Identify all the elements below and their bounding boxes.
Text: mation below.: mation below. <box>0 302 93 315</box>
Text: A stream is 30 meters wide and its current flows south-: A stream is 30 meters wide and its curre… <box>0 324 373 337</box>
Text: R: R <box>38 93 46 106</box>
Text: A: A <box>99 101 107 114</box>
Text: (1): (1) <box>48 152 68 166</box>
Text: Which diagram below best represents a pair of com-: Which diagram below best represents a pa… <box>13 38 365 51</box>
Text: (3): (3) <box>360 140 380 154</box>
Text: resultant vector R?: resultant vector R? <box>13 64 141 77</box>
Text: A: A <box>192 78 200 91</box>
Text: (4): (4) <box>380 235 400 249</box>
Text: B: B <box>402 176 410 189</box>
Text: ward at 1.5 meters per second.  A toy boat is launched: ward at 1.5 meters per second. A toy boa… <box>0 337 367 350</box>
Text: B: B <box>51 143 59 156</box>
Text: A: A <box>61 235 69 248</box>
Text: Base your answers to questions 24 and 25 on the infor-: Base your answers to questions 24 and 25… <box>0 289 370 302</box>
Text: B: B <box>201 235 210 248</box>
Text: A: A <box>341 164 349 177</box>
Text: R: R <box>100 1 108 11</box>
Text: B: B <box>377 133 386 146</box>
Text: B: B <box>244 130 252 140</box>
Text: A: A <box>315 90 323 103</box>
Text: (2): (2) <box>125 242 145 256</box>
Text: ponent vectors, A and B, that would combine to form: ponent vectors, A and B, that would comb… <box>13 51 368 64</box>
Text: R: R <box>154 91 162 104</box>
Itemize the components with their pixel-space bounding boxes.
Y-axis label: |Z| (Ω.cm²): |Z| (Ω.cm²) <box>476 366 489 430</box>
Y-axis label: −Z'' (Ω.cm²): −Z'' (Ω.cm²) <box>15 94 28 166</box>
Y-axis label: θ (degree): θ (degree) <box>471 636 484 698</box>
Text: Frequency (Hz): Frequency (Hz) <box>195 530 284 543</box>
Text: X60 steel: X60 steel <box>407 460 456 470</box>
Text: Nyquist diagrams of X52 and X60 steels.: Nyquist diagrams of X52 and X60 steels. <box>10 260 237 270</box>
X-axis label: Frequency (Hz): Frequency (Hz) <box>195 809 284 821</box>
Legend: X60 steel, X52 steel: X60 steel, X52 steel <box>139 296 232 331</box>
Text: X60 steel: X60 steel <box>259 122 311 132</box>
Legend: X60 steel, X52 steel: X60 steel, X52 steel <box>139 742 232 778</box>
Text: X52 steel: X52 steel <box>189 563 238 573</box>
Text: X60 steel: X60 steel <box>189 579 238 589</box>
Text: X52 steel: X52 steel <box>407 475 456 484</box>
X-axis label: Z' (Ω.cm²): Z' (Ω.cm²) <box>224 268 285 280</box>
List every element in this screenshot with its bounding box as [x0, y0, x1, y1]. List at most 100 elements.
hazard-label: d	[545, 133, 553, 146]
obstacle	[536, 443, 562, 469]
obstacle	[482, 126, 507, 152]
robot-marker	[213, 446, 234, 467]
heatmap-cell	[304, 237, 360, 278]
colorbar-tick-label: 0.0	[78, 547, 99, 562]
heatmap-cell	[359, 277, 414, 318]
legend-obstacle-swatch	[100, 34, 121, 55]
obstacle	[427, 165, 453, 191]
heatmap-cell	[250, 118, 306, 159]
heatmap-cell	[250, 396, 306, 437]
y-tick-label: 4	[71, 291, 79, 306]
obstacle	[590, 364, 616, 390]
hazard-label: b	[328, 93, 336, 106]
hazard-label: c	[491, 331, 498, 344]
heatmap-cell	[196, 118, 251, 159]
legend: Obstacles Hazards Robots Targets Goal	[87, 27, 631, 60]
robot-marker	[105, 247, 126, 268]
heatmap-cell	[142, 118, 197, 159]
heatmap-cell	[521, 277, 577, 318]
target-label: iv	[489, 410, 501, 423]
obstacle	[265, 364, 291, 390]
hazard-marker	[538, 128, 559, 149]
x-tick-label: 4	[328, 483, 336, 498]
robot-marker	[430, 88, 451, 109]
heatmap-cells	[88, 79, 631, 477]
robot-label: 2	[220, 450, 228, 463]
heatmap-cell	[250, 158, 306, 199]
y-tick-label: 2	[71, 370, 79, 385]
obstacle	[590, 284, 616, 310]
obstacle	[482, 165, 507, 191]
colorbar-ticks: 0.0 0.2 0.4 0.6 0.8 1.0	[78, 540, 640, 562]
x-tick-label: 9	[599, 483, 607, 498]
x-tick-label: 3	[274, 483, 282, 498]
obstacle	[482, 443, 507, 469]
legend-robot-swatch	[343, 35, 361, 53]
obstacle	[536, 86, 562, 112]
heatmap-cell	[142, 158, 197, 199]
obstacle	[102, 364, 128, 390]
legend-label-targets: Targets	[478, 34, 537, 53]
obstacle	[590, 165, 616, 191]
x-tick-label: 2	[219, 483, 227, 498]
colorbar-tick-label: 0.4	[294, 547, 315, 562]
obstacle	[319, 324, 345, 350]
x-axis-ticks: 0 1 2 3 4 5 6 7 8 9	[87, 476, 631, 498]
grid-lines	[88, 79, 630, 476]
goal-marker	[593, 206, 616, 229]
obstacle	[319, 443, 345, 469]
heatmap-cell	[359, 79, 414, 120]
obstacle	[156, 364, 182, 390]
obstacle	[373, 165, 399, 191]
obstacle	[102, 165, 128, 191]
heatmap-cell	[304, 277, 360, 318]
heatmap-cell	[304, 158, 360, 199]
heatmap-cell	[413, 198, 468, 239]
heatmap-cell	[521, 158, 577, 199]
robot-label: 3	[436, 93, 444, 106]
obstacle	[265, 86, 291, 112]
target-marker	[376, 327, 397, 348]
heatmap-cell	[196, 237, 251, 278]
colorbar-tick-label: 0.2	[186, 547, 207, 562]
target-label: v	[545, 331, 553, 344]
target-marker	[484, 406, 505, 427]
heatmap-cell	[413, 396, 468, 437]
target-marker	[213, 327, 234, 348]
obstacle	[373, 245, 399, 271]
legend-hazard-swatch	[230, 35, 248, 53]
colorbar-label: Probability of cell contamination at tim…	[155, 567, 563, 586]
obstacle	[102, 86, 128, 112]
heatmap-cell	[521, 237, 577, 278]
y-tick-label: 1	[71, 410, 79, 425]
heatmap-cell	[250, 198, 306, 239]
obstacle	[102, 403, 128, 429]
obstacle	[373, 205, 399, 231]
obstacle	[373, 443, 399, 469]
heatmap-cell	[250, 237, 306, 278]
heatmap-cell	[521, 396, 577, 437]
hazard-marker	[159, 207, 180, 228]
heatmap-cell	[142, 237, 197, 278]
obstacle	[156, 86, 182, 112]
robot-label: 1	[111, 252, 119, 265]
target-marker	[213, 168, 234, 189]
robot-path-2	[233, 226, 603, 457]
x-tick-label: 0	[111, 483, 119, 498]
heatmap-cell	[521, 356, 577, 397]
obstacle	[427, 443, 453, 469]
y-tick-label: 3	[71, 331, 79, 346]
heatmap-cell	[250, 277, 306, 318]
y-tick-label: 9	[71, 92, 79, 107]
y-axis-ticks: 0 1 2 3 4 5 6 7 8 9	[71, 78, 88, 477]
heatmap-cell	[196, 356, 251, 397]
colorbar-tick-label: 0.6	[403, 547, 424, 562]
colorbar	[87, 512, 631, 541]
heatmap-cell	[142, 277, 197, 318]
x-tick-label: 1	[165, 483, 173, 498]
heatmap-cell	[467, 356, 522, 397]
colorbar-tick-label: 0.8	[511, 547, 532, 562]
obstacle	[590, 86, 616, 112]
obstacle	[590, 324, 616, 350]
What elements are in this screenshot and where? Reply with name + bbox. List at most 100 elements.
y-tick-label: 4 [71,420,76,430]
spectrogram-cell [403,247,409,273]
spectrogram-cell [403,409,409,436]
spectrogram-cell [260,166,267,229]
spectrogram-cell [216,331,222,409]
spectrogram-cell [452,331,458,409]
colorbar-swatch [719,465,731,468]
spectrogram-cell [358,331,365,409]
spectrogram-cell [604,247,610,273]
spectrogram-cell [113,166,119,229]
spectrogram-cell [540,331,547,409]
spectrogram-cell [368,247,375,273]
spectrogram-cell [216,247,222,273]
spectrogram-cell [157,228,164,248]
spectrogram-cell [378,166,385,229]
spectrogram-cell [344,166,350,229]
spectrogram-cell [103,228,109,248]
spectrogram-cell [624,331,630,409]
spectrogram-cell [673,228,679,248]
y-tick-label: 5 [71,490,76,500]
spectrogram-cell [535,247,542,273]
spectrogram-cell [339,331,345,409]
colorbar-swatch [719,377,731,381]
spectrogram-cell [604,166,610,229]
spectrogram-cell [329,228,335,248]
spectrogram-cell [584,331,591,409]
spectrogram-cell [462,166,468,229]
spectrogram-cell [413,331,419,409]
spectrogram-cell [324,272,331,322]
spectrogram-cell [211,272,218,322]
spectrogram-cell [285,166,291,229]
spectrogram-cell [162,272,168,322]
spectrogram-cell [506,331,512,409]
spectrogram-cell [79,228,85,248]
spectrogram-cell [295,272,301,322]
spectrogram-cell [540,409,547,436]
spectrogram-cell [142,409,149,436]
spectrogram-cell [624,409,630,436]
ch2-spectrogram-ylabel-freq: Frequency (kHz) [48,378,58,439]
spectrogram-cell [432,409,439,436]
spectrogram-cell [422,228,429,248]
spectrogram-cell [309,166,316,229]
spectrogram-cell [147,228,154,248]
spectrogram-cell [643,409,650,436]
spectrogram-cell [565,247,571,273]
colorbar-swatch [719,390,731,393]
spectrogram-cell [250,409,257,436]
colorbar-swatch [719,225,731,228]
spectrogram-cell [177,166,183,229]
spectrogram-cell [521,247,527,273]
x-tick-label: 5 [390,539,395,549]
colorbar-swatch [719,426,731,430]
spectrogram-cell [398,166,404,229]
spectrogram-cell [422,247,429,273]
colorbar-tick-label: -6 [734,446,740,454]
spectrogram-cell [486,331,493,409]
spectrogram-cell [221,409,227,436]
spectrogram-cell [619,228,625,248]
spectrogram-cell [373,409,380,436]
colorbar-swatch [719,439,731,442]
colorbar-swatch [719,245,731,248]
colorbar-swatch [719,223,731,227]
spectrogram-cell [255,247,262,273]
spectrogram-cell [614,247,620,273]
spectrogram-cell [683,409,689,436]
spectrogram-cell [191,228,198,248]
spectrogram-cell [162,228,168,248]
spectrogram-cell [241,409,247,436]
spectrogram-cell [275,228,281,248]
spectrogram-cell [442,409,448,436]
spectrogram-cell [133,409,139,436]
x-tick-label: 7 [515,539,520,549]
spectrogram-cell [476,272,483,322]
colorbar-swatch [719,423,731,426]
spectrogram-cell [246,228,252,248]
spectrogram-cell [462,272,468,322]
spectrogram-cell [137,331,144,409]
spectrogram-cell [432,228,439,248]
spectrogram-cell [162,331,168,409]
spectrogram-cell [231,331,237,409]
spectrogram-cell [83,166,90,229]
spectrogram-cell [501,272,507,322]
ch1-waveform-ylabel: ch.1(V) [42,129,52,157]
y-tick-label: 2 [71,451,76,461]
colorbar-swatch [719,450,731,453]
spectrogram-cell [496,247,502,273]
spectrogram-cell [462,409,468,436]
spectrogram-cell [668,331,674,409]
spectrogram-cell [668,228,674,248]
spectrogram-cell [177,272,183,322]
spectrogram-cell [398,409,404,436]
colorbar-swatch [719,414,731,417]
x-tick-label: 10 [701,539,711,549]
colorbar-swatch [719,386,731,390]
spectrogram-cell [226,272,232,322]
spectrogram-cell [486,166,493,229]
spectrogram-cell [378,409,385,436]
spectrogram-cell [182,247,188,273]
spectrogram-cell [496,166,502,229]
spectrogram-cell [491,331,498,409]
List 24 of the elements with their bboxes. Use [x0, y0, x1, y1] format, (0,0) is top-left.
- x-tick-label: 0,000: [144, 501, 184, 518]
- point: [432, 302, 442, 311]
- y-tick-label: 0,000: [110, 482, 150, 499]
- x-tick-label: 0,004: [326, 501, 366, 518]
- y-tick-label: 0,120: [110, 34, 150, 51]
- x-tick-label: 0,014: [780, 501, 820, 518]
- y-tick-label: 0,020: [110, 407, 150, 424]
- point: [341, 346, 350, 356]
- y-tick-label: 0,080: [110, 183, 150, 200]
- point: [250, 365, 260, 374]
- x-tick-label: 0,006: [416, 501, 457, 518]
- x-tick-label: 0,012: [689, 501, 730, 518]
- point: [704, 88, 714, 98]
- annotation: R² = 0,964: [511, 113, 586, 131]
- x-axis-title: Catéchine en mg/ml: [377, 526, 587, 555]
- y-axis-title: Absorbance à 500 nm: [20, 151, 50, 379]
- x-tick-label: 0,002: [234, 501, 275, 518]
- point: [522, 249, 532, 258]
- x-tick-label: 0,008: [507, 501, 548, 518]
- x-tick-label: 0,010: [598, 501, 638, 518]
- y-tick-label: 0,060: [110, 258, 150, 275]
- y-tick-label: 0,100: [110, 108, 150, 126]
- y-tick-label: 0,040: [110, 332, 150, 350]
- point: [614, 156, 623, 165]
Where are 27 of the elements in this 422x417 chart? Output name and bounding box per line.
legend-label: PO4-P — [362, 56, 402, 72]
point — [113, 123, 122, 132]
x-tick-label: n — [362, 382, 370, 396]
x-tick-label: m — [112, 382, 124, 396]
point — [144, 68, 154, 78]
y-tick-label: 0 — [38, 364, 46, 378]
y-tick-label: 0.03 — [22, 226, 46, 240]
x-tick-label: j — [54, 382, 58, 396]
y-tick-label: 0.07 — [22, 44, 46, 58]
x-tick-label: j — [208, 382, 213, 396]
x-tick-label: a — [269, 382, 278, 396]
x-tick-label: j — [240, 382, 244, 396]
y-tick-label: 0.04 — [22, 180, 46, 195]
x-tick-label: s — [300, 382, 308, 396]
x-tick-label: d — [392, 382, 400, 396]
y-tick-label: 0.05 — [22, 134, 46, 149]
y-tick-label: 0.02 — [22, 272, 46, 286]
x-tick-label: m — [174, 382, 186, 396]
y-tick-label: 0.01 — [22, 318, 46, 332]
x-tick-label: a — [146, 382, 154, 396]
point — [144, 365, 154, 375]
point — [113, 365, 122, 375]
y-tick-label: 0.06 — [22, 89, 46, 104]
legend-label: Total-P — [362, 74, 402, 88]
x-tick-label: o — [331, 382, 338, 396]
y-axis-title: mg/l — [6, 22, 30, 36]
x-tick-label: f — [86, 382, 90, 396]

**YOUR TASK:**
Arrange the lines of the items above as a numbered list. Begin at the start of the items, stop after the line containing "Text: A stream", include both ends, and leave out blank lines.

**EXPECTED ANSWER:**
1. Identify all the elements below and their bounding boxes.
2. Text: mation below.: mation below. <box>0 302 93 315</box>
3. Text: A stream is 30 meters wide and its current flows south-: A stream is 30 meters wide and its curre… <box>0 324 373 337</box>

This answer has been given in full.